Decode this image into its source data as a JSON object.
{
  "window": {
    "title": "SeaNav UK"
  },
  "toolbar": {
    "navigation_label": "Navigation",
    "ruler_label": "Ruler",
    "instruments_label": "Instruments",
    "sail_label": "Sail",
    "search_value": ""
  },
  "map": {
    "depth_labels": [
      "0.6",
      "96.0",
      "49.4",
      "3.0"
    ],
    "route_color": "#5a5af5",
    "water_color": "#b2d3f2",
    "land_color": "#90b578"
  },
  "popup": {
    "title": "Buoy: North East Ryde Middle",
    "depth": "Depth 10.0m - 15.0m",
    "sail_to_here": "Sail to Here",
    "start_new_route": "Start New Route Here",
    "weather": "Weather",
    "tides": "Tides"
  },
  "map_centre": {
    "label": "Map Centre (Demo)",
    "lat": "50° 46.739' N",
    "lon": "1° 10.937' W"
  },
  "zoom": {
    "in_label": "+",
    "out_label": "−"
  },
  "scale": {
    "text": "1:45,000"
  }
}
---
-- Task to carry out --
The data above must be returned in full, exactly as written.

-- Task solution --
Decode this image into its source data as a JSON object.
{
  "window": {
    "title": "SeaNav UK"
  },
  "toolbar": {
    "navigation_label": "Navigation",
    "ruler_label": "Ruler",
    "instruments_label": "Instruments",
    "sail_label": "Sail",
    "search_value": ""
  },
  "map": {
    "depth_labels": [
      "0.6",
      "96.0",
      "49.4",
      "3.0"
    ],
    "route_color": "#5a5af5",
    "water_color": "#b2d3f2",
    "land_color": "#90b578"
  },
  "popup": {
    "title": "Buoy: North East Ryde Middle",
    "depth": "Depth 10.0m - 15.0m",
    "sail_to_here": "Sail to Here",
    "start_new_route": "Start New Route Here",
    "weather": "Weather",
    "tides": "Tides"
  },
  "map_centre": {
    "label": "Map Centre (Demo)",
    "lat": "50° 46.739' N",
    "lon": "1° 10.937' W"
  },
  "zoom": {
    "in_label": "+",
    "out_label": "−"
  },
  "scale": {
    "text": "1:45,000"
  }
}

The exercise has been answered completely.